------ Given entries ------

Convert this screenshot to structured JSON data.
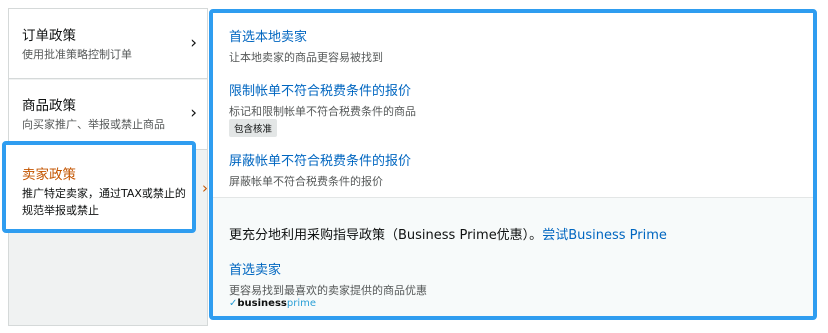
{
  "nav": [
    {
      "title": "订单政策",
      "subtitle": "使用批准策略控制订单",
      "chevron": "›"
    },
    {
      "title": "商品政策",
      "subtitle": "向买家推广、举报或禁止商品",
      "chevron": "›"
    },
    {
      "title": "卖家政策",
      "subtitle": "推广特定卖家，通过TAX或禁止的规范举报或禁止",
      "chevron": "›"
    }
  ],
  "options": [
    {
      "link": "首选本地卖家",
      "desc": "让本地卖家的商品更容易被找到"
    },
    {
      "link": "限制帐单不符合税费条件的报价",
      "desc": "标记和限制帐单不符合税费条件的商品",
      "tag": "包含核准"
    },
    {
      "link": "屏蔽帐单不符合税费条件的报价",
      "desc": "屏蔽帐单不符合税费条件的报价"
    }
  ],
  "business_prime": {
    "headline": "更充分地利用采购指导政策（Business Prime优惠）。",
    "try_link": "尝试Business Prime",
    "option_link": "首选卖家",
    "option_desc": "更容易找到最喜欢的卖家提供的商品优惠",
    "logo_check": "✓",
    "logo_business": "business",
    "logo_prime": "prime"
  },
  "colors": {
    "highlight_frame": "#2f9df0",
    "link": "#0066c0",
    "active_title": "#c45500"
  }
}
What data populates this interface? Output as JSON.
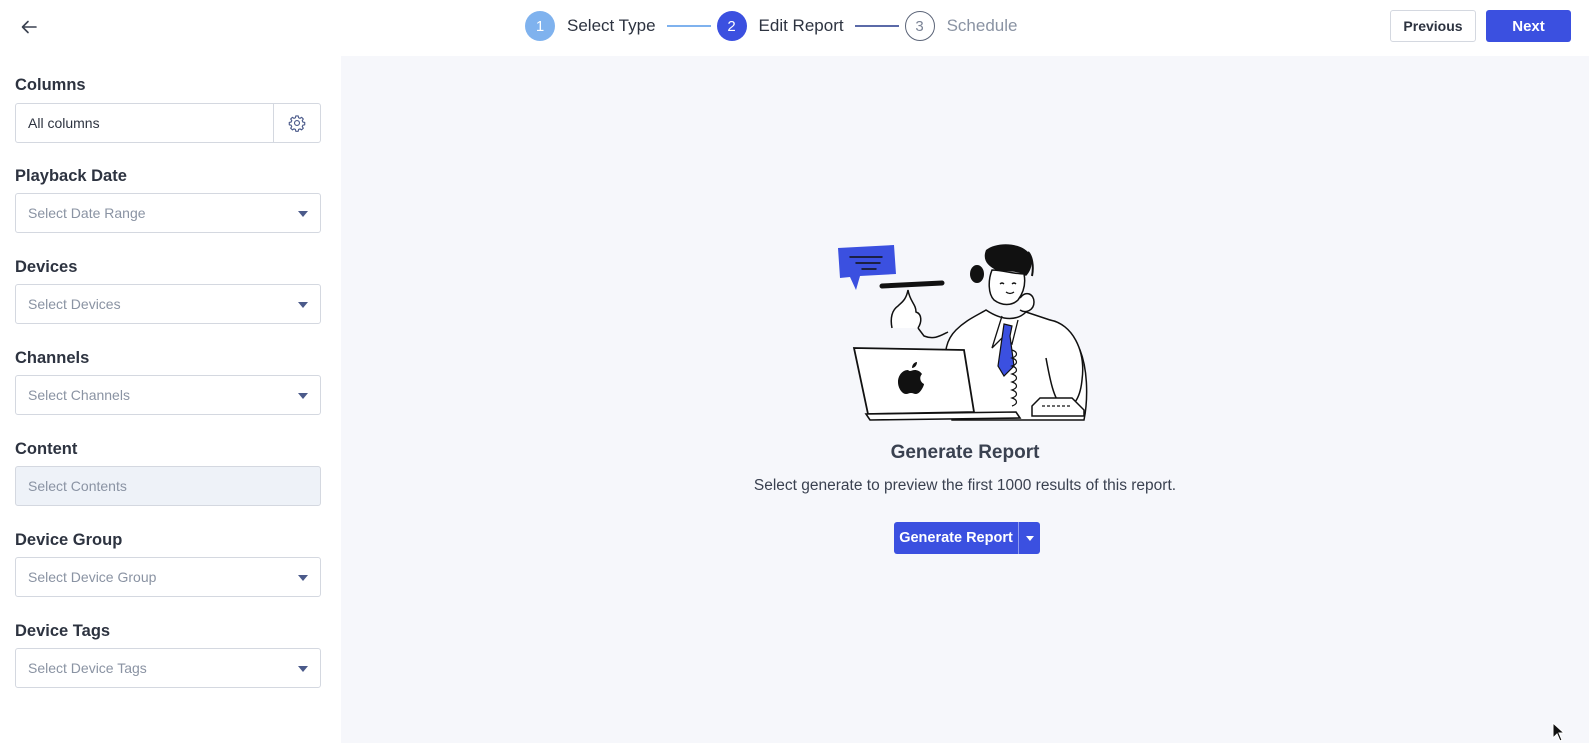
{
  "header": {
    "steps": [
      {
        "number": "1",
        "label": "Select Type"
      },
      {
        "number": "2",
        "label": "Edit Report"
      },
      {
        "number": "3",
        "label": "Schedule"
      }
    ],
    "previous_label": "Previous",
    "next_label": "Next"
  },
  "sidebar": {
    "columns": {
      "label": "Columns",
      "value": "All columns"
    },
    "playback_date": {
      "label": "Playback Date",
      "placeholder": "Select Date Range"
    },
    "devices": {
      "label": "Devices",
      "placeholder": "Select Devices"
    },
    "channels": {
      "label": "Channels",
      "placeholder": "Select Channels"
    },
    "content": {
      "label": "Content",
      "placeholder": "Select Contents"
    },
    "device_group": {
      "label": "Device Group",
      "placeholder": "Select Device Group"
    },
    "device_tags": {
      "label": "Device Tags",
      "placeholder": "Select Device Tags"
    }
  },
  "main": {
    "title": "Generate Report",
    "subtitle": "Select generate to preview the first 1000 results of this report.",
    "generate_label": "Generate Report"
  },
  "colors": {
    "primary": "#3b50e0",
    "step_done": "#7fb2ee",
    "background": "#f6f7fb"
  }
}
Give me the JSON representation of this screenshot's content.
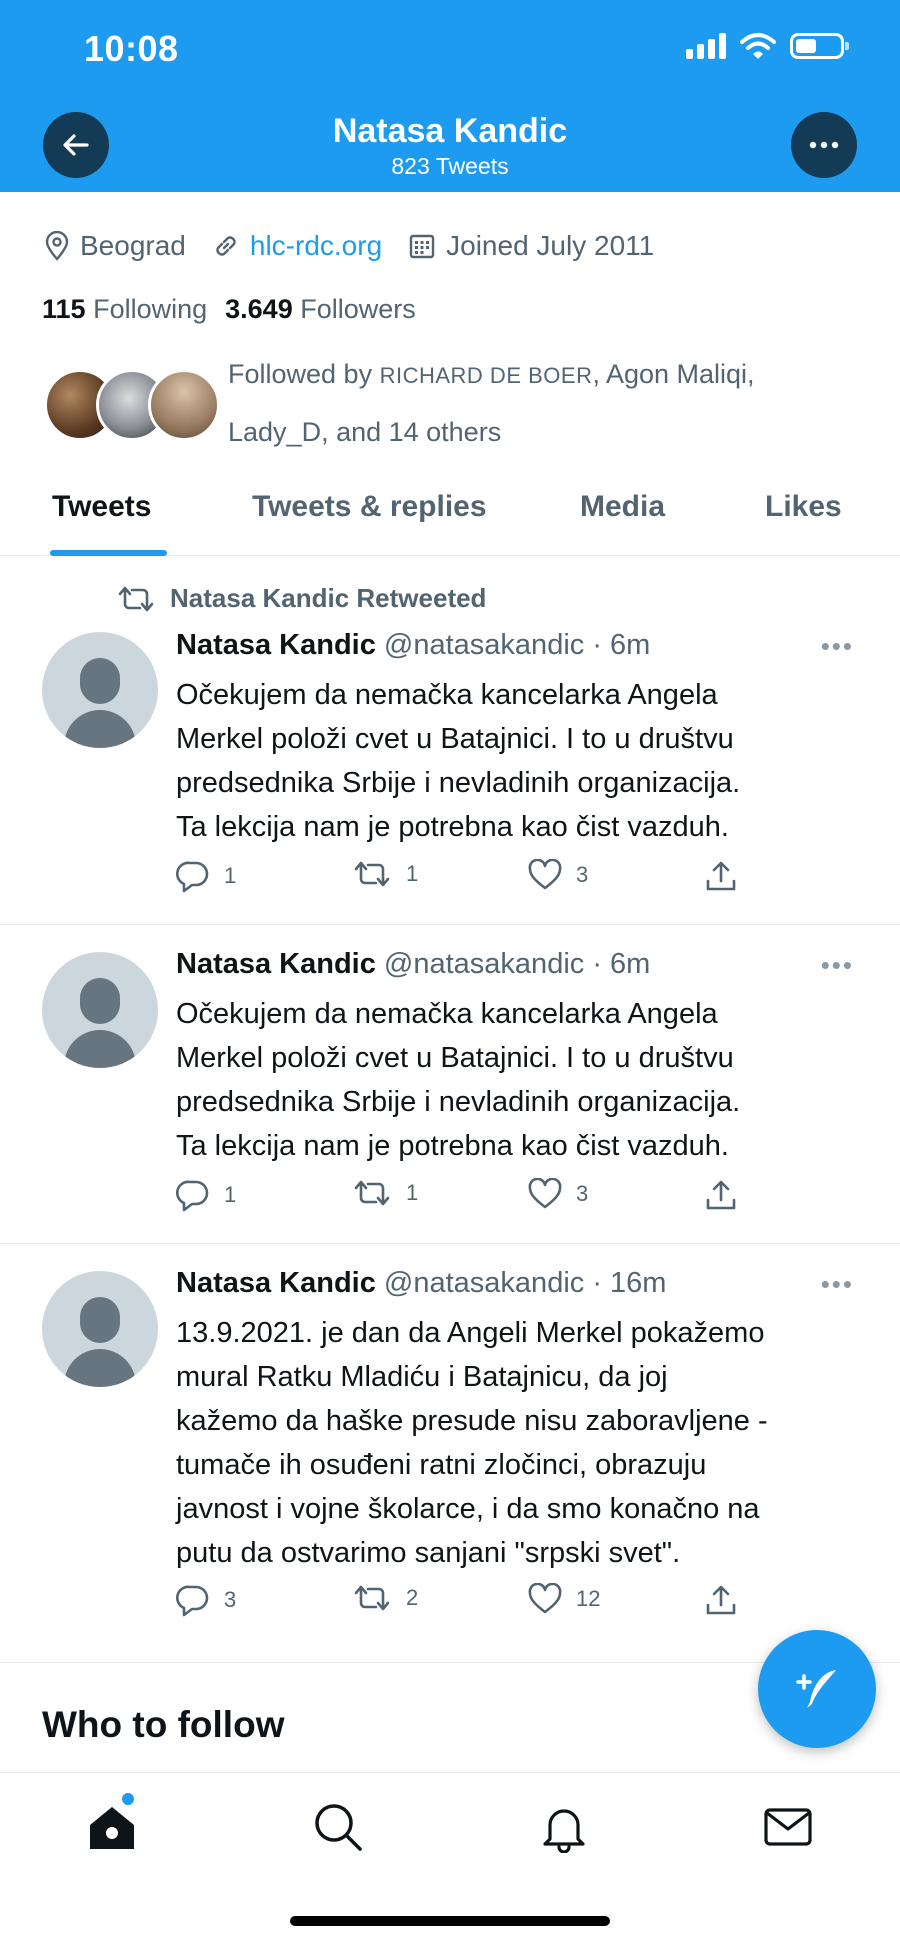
{
  "status_bar": {
    "time": "10:08"
  },
  "header": {
    "title": "Natasa Kandic",
    "subtitle": "823 Tweets"
  },
  "profile": {
    "location": "Beograd",
    "website": "hlc-rdc.org",
    "joined": "Joined July 2011",
    "following_count": "115",
    "following_label": "Following",
    "followers_count": "3.649",
    "followers_label": "Followers",
    "followed_by_prefix": "Followed by",
    "followed_by_name1": "RICHARD DE BOER",
    "followed_by_rest": ", Agon Maliqi,",
    "followed_by_line2": "Lady_D, and 14 others"
  },
  "tabs": [
    {
      "label": "Tweets",
      "active": true
    },
    {
      "label": "Tweets & replies",
      "active": false
    },
    {
      "label": "Media",
      "active": false
    },
    {
      "label": "Likes",
      "active": false
    }
  ],
  "tweets": [
    {
      "retweet_label": "Natasa Kandic Retweeted",
      "name": "Natasa Kandic",
      "handle": "@natasakandic",
      "time": "· 6m",
      "lines": [
        "Očekujem da nemačka kancelarka Angela",
        "Merkel položi cvet u Batajnici. I to u društvu",
        "predsednika Srbije i nevladinih organizacija.",
        "Ta lekcija nam je potrebna kao čist vazduh."
      ],
      "replies": "1",
      "retweets": "1",
      "likes": "3"
    },
    {
      "name": "Natasa Kandic",
      "handle": "@natasakandic",
      "time": "· 6m",
      "lines": [
        "Očekujem da nemačka kancelarka Angela",
        "Merkel položi cvet u Batajnici. I to u društvu",
        "predsednika Srbije i nevladinih organizacija.",
        "Ta lekcija nam je potrebna kao čist vazduh."
      ],
      "replies": "1",
      "retweets": "1",
      "likes": "3"
    },
    {
      "name": "Natasa Kandic",
      "handle": "@natasakandic",
      "time": "· 16m",
      "lines": [
        "13.9.2021. je dan da Angeli Merkel pokažemo",
        "mural Ratku Mladiću i Batajnicu, da joj",
        "kažemo da haške presude nisu zaboravljene -",
        "tumače ih osuđeni ratni zločinci, obrazuju",
        "javnost i vojne školarce, i da smo konačno na",
        "putu da ostvarimo sanjani \"srpski svet\"."
      ],
      "replies": "3",
      "retweets": "2",
      "likes": "12"
    }
  ],
  "who_to_follow": "Who to follow",
  "colors": {
    "accent": "#1d9bf0",
    "text": "#0f1419",
    "muted": "#536471"
  }
}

------

** Do this **
Transcribe the full listing above exactly, with the images removed.

** Problem solution **
Convert this screenshot to structured JSON data.
{
  "nav": [
    {
      "title": "订单政策",
      "subtitle": "使用批准策略控制订单",
      "chevron": "›"
    },
    {
      "title": "商品政策",
      "subtitle": "向买家推广、举报或禁止商品",
      "chevron": "›"
    },
    {
      "title": "卖家政策",
      "subtitle": "推广特定卖家，通过TAX或禁止的规范举报或禁止",
      "chevron": "›"
    }
  ],
  "options": [
    {
      "link": "首选本地卖家",
      "desc": "让本地卖家的商品更容易被找到"
    },
    {
      "link": "限制帐单不符合税费条件的报价",
      "desc": "标记和限制帐单不符合税费条件的商品",
      "tag": "包含核准"
    },
    {
      "link": "屏蔽帐单不符合税费条件的报价",
      "desc": "屏蔽帐单不符合税费条件的报价"
    }
  ],
  "business_prime": {
    "headline": "更充分地利用采购指导政策（Business Prime优惠）。",
    "try_link": "尝试Business Prime",
    "option_link": "首选卖家",
    "option_desc": "更容易找到最喜欢的卖家提供的商品优惠",
    "logo_check": "✓",
    "logo_business": "business",
    "logo_prime": "prime"
  },
  "colors": {
    "highlight_frame": "#2f9df0",
    "link": "#0066c0",
    "active_title": "#c45500"
  }
}
What data populates this interface? Output as JSON.
{
  "header": {
    "steps": [
      {
        "number": "1",
        "label": "Select Type"
      },
      {
        "number": "2",
        "label": "Edit Report"
      },
      {
        "number": "3",
        "label": "Schedule"
      }
    ],
    "previous_label": "Previous",
    "next_label": "Next"
  },
  "sidebar": {
    "columns": {
      "label": "Columns",
      "value": "All columns"
    },
    "playback_date": {
      "label": "Playback Date",
      "placeholder": "Select Date Range"
    },
    "devices": {
      "label": "Devices",
      "placeholder": "Select Devices"
    },
    "channels": {
      "label": "Channels",
      "placeholder": "Select Channels"
    },
    "content": {
      "label": "Content",
      "placeholder": "Select Contents"
    },
    "device_group": {
      "label": "Device Group",
      "placeholder": "Select Device Group"
    },
    "device_tags": {
      "label": "Device Tags",
      "placeholder": "Select Device Tags"
    }
  },
  "main": {
    "title": "Generate Report",
    "subtitle": "Select generate to preview the first 1000 results of this report.",
    "generate_label": "Generate Report"
  },
  "colors": {
    "primary": "#3b50e0",
    "step_done": "#7fb2ee",
    "background": "#f6f7fb"
  }
}
Give me the JSON representation of this screenshot's content.
{
  "status_bar": {
    "time": "10:08"
  },
  "header": {
    "title": "Natasa Kandic",
    "subtitle": "823 Tweets"
  },
  "profile": {
    "location": "Beograd",
    "website": "hlc-rdc.org",
    "joined": "Joined July 2011",
    "following_count": "115",
    "following_label": "Following",
    "followers_count": "3.649",
    "followers_label": "Followers",
    "followed_by_prefix": "Followed by",
    "followed_by_name1": "RICHARD DE BOER",
    "followed_by_rest": ", Agon Maliqi,",
    "followed_by_line2": "Lady_D, and 14 others"
  },
  "tabs": [
    {
      "label": "Tweets",
      "active": true
    },
    {
      "label": "Tweets & replies",
      "active": false
    },
    {
      "label": "Media",
      "active": false
    },
    {
      "label": "Likes",
      "active": false
    }
  ],
  "tweets": [
    {
      "retweet_label": "Natasa Kandic Retweeted",
      "name": "Natasa Kandic",
      "handle": "@natasakandic",
      "time": "· 6m",
      "lines": [
        "Očekujem da nemačka kancelarka Angela",
        "Merkel položi cvet u Batajnici. I to u društvu",
        "predsednika Srbije i nevladinih organizacija.",
        "Ta lekcija nam je potrebna kao čist vazduh."
      ],
      "replies": "1",
      "retweets": "1",
      "likes": "3"
    },
    {
      "name": "Natasa Kandic",
      "handle": "@natasakandic",
      "time": "· 6m",
      "lines": [
        "Očekujem da nemačka kancelarka Angela",
        "Merkel položi cvet u Batajnici. I to u društvu",
        "predsednika Srbije i nevladinih organizacija.",
        "Ta lekcija nam je potrebna kao čist vazduh."
      ],
      "replies": "1",
      "retweets": "1",
      "likes": "3"
    },
    {
      "name": "Natasa Kandic",
      "handle": "@natasakandic",
      "time": "· 16m",
      "lines": [
        "13.9.2021. je dan da Angeli Merkel pokažemo",
        "mural Ratku Mladiću i Batajnicu, da joj",
        "kažemo da haške presude nisu zaboravljene -",
        "tumače ih osuđeni ratni zločinci, obrazuju",
        "javnost i vojne školarce, i da smo konačno na",
        "putu da ostvarimo sanjani \"srpski svet\"."
      ],
      "replies": "3",
      "retweets": "2",
      "likes": "12"
    }
  ],
  "who_to_follow": "Who to follow",
  "colors": {
    "accent": "#1d9bf0",
    "text": "#0f1419",
    "muted": "#536471"
  }
}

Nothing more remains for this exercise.